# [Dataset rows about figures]
'''
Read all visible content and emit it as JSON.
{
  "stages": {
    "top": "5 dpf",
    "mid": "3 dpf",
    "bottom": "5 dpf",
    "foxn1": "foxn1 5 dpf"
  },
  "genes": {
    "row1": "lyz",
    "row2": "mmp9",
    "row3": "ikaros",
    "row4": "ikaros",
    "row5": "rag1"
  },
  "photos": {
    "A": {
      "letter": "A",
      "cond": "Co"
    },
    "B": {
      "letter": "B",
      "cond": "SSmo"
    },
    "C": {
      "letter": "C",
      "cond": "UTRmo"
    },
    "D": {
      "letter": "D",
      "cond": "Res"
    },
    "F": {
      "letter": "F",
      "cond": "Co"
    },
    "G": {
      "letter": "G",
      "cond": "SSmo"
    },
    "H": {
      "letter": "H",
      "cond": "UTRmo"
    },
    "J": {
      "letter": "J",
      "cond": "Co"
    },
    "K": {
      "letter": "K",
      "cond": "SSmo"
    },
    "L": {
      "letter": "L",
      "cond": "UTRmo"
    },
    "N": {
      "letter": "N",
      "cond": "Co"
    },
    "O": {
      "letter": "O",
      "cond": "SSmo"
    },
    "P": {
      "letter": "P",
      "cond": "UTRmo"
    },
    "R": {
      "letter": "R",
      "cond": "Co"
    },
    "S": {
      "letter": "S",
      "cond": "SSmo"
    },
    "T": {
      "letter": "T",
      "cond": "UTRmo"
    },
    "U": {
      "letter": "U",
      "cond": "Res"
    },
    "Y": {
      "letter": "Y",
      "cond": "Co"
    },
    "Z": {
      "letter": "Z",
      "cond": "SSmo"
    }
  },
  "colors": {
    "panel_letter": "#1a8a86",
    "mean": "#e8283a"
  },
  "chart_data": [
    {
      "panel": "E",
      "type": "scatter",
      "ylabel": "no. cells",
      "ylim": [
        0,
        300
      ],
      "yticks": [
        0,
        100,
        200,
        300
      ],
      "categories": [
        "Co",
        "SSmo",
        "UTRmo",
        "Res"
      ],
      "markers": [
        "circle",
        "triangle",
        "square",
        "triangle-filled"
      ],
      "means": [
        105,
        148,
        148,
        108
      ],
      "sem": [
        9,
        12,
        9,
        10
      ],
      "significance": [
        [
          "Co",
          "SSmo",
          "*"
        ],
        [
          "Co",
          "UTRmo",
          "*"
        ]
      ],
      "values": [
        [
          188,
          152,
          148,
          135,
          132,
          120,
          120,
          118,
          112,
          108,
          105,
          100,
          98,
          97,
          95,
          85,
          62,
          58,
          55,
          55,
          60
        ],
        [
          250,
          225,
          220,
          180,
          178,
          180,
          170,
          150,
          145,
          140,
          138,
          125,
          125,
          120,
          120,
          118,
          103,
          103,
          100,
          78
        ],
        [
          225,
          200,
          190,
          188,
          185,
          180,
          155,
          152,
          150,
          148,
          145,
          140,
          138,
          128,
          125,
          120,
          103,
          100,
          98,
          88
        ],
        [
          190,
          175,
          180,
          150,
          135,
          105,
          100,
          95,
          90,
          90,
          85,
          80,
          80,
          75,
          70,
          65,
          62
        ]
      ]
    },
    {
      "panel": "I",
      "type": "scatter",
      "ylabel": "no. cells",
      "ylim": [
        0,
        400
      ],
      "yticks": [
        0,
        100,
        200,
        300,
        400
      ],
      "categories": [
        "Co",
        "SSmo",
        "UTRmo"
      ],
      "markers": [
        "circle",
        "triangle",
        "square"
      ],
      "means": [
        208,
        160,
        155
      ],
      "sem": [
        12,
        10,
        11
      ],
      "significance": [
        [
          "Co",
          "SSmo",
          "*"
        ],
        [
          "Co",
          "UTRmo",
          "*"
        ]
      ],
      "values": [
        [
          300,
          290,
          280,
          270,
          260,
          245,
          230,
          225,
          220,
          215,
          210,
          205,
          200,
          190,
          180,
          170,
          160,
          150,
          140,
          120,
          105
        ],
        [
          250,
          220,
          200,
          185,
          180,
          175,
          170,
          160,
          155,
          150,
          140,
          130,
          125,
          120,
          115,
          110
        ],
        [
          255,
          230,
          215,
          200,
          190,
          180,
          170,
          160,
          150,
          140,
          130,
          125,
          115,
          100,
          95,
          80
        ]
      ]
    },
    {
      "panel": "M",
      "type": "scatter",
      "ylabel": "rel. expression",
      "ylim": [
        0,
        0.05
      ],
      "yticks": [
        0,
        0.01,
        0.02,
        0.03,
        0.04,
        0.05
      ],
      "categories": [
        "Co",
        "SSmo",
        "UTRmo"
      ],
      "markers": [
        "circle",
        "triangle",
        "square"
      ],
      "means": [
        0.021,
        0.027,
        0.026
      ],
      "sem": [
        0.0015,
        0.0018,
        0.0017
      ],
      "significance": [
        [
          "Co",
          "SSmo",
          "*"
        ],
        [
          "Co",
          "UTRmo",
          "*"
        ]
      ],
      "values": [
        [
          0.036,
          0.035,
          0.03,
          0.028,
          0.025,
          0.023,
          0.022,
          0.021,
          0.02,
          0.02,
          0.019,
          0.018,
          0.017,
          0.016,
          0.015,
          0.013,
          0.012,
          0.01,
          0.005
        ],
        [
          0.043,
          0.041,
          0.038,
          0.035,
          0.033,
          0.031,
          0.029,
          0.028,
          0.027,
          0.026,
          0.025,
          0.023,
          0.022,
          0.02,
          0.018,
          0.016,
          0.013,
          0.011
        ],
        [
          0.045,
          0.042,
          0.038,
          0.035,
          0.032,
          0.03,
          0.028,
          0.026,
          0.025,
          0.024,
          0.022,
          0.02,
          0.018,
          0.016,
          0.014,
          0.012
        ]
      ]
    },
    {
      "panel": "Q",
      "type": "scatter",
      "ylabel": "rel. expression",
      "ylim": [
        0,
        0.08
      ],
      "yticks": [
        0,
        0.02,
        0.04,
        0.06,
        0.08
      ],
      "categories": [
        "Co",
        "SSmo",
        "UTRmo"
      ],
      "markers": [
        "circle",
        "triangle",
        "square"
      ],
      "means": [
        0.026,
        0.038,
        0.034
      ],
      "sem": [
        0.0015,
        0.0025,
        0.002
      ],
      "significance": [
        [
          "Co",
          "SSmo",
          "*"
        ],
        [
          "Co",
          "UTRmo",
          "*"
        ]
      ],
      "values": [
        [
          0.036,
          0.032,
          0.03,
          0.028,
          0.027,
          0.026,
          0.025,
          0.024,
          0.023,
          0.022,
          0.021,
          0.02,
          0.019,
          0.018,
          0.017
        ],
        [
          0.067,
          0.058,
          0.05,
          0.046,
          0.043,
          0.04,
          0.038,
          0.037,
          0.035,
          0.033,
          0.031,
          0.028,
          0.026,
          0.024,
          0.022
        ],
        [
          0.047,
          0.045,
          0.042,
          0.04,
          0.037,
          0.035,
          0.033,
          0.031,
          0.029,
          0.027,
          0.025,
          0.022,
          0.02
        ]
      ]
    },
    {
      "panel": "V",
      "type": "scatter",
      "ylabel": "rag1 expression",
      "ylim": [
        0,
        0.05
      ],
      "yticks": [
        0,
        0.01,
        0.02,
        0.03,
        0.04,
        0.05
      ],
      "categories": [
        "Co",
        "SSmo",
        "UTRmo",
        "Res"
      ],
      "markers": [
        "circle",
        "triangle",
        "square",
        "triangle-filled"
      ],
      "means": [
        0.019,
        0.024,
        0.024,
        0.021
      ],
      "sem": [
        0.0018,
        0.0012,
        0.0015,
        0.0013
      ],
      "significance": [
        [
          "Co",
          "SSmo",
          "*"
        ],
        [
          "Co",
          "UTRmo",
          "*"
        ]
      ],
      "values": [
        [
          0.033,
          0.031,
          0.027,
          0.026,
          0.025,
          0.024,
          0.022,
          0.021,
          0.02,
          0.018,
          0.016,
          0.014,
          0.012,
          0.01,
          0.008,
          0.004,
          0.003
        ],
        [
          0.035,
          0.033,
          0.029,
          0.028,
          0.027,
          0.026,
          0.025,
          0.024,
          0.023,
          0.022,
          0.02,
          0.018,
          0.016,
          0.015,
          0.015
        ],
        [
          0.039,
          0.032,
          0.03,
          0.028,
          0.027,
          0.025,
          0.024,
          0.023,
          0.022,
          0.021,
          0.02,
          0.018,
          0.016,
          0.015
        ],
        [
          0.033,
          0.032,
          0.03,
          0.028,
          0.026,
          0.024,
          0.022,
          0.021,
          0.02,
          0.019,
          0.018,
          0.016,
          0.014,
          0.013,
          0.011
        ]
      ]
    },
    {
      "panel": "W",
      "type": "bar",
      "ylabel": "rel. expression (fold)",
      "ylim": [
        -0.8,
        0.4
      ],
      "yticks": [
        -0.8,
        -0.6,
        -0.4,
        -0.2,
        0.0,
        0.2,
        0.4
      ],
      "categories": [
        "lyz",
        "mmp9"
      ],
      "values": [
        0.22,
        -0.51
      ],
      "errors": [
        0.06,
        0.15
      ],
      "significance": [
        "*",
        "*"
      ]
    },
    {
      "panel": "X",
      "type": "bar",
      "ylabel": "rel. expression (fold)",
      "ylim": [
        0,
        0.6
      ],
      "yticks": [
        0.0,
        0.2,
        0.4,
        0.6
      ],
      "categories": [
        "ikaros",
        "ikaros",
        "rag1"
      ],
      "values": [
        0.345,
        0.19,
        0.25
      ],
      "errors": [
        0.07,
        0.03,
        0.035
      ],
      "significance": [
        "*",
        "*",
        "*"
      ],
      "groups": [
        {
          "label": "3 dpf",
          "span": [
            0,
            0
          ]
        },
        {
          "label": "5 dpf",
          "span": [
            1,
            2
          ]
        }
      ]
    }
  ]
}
'''
'''
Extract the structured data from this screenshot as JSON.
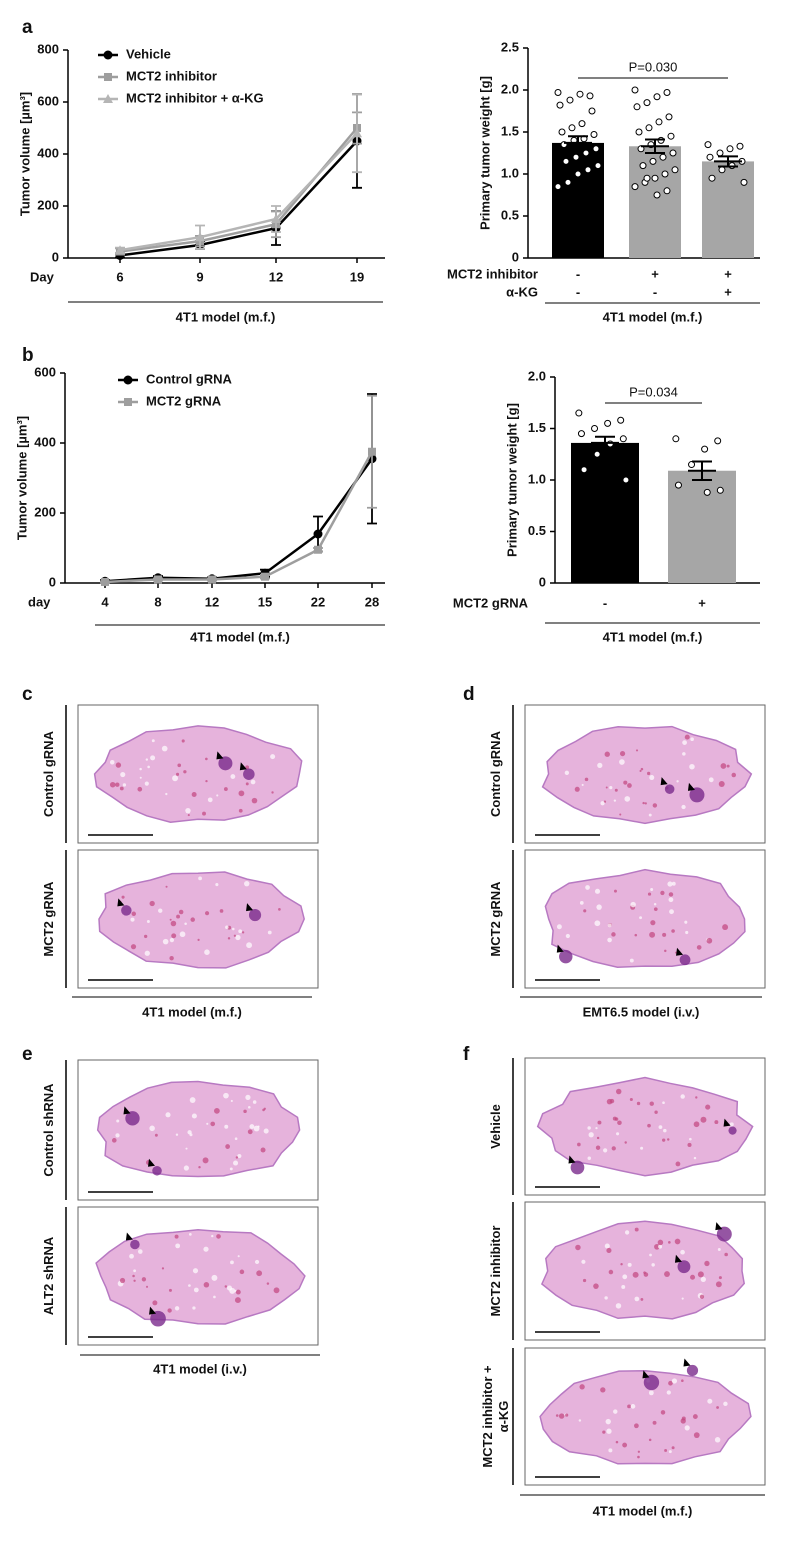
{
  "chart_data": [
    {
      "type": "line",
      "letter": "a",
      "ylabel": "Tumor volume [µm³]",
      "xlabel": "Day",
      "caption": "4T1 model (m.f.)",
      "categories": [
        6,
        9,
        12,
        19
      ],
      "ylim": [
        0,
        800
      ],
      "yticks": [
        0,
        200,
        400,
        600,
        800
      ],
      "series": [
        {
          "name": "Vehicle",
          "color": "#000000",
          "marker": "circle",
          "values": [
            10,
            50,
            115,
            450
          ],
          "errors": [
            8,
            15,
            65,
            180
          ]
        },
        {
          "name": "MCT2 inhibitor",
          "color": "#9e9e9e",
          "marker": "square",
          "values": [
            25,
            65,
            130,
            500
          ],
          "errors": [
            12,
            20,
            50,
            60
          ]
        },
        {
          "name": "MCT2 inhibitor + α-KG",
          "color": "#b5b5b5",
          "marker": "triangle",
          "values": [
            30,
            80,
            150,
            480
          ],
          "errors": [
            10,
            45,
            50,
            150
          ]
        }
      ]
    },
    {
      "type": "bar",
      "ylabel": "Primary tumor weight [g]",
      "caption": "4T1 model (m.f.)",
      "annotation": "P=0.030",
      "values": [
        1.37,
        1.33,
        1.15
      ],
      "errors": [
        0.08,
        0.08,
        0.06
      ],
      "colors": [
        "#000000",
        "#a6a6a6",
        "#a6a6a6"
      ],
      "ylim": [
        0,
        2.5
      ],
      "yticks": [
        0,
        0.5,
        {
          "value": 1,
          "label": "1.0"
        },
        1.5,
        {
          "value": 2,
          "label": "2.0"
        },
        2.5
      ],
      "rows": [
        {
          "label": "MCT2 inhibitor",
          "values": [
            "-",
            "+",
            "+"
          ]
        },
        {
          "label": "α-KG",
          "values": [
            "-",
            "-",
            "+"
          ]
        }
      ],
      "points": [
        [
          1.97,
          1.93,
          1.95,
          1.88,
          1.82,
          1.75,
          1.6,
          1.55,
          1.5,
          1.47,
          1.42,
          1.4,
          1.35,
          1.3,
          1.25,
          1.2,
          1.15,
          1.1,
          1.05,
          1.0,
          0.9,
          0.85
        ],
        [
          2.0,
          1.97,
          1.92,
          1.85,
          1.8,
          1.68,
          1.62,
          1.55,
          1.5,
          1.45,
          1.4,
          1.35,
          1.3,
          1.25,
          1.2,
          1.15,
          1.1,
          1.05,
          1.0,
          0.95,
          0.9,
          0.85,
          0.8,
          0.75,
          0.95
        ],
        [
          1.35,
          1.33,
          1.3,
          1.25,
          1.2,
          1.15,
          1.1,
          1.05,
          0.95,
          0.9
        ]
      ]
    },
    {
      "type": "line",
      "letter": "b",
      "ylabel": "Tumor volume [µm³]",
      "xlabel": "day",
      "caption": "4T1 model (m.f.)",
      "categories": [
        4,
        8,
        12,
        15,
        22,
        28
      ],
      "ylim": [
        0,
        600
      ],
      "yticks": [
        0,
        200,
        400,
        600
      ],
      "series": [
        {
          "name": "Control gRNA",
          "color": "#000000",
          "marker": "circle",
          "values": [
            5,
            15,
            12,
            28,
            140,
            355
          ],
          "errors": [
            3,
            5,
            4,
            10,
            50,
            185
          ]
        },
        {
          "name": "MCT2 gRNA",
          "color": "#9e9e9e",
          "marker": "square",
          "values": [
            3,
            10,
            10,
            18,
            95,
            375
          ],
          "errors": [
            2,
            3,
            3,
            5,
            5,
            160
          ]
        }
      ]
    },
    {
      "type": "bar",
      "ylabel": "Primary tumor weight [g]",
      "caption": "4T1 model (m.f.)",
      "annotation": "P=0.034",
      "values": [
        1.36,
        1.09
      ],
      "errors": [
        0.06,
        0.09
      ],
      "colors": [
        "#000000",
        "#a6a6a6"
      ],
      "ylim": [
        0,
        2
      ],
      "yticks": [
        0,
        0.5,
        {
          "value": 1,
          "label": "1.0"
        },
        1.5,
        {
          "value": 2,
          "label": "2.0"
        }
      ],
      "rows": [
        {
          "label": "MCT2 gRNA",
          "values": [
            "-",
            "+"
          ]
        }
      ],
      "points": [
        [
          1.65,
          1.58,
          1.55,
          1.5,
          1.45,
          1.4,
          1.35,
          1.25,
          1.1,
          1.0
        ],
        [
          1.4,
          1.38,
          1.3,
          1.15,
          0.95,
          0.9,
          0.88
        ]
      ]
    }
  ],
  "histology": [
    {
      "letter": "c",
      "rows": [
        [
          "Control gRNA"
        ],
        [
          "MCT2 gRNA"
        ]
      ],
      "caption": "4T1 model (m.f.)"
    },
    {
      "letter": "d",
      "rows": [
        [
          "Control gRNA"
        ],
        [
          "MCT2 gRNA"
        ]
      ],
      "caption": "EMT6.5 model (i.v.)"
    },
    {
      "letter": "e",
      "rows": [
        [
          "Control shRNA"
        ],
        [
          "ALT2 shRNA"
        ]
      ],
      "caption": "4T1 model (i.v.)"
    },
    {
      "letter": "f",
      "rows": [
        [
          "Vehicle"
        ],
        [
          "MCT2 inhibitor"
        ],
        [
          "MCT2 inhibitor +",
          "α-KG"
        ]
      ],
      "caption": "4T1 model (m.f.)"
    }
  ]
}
'''
# [EXERCISE OBJECTIVE]
Only lines holding the word "name" are wanted, so copy each of them from the records above.

# [OUTPUT FOR THIS TASK]
          "name": "Vehicle",
          "name": "MCT2 inhibitor",
          "name": "MCT2 inhibitor + α-KG",
          "name": "Control gRNA",
          "name": "MCT2 gRNA",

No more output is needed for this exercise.